## Extracted information:
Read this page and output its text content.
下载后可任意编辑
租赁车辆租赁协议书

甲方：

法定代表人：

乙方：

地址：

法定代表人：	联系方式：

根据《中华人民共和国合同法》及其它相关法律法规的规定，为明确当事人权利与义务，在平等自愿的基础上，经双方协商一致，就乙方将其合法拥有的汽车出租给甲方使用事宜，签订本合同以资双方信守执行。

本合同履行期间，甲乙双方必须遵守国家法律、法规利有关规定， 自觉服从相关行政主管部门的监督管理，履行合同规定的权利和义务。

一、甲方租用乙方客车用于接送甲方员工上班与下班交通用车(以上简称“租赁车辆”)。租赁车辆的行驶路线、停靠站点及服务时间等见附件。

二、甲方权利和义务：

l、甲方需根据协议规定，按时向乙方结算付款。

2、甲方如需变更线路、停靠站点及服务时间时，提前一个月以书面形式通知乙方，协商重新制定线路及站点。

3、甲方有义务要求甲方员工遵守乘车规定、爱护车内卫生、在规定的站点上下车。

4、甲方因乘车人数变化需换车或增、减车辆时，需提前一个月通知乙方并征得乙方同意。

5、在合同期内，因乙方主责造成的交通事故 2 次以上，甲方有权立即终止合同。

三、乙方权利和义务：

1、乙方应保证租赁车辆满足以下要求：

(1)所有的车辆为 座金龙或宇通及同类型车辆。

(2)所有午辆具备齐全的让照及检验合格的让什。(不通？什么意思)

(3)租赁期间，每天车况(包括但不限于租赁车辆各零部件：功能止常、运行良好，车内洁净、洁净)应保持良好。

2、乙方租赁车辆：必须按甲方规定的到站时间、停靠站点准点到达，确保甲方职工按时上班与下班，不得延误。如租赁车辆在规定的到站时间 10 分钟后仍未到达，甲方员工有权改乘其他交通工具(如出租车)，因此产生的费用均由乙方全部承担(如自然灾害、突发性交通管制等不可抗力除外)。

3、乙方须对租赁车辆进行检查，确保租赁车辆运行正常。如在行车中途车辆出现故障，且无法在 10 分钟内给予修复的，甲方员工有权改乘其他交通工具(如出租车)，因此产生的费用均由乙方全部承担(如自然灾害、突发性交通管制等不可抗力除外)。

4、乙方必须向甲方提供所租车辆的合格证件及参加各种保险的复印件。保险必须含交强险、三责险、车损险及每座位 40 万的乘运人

## Task goal:
Each line of the material above needs to be quoted exactly, please.

## Reply:
Read this page and output its text content.
下载后可任意编辑
租赁车辆租赁协议书

甲方：

法定代表人：

乙方：

地址：

法定代表人：	联系方式：

根据《中华人民共和国合同法》及其它相关法律法规的规定，为明确当事人权利与义务，在平等自愿的基础上，经双方协商一致，就乙方将其合法拥有的汽车出租给甲方使用事宜，签订本合同以资双方信守执行。

本合同履行期间，甲乙双方必须遵守国家法律、法规利有关规定， 自觉服从相关行政主管部门的监督管理，履行合同规定的权利和义务。

一、甲方租用乙方客车用于接送甲方员工上班与下班交通用车(以上简称“租赁车辆”)。租赁车辆的行驶路线、停靠站点及服务时间等见附件。

二、甲方权利和义务：

l、甲方需根据协议规定，按时向乙方结算付款。

2、甲方如需变更线路、停靠站点及服务时间时，提前一个月以书面形式通知乙方，协商重新制定线路及站点。

3、甲方有义务要求甲方员工遵守乘车规定、爱护车内卫生、在规定的站点上下车。

4、甲方因乘车人数变化需换车或增、减车辆时，需提前一个月通知乙方并征得乙方同意。

5、在合同期内，因乙方主责造成的交通事故 2 次以上，甲方有权立即终止合同。

三、乙方权利和义务：

1、乙方应保证租赁车辆满足以下要求：

(1)所有的车辆为 座金龙或宇通及同类型车辆。

(2)所有午辆具备齐全的让照及检验合格的让什。(不通？什么意思)

(3)租赁期间，每天车况(包括但不限于租赁车辆各零部件：功能止常、运行良好，车内洁净、洁净)应保持良好。

2、乙方租赁车辆：必须按甲方规定的到站时间、停靠站点准点到达，确保甲方职工按时上班与下班，不得延误。如租赁车辆在规定的到站时间 10 分钟后仍未到达，甲方员工有权改乘其他交通工具(如出租车)，因此产生的费用均由乙方全部承担(如自然灾害、突发性交通管制等不可抗力除外)。

3、乙方须对租赁车辆进行检查，确保租赁车辆运行正常。如在行车中途车辆出现故障，且无法在 10 分钟内给予修复的，甲方员工有权改乘其他交通工具(如出租车)，因此产生的费用均由乙方全部承担(如自然灾害、突发性交通管制等不可抗力除外)。

4、乙方必须向甲方提供所租车辆的合格证件及参加各种保险的复印件。保险必须含交强险、三责险、车损险及每座位 40 万的乘运人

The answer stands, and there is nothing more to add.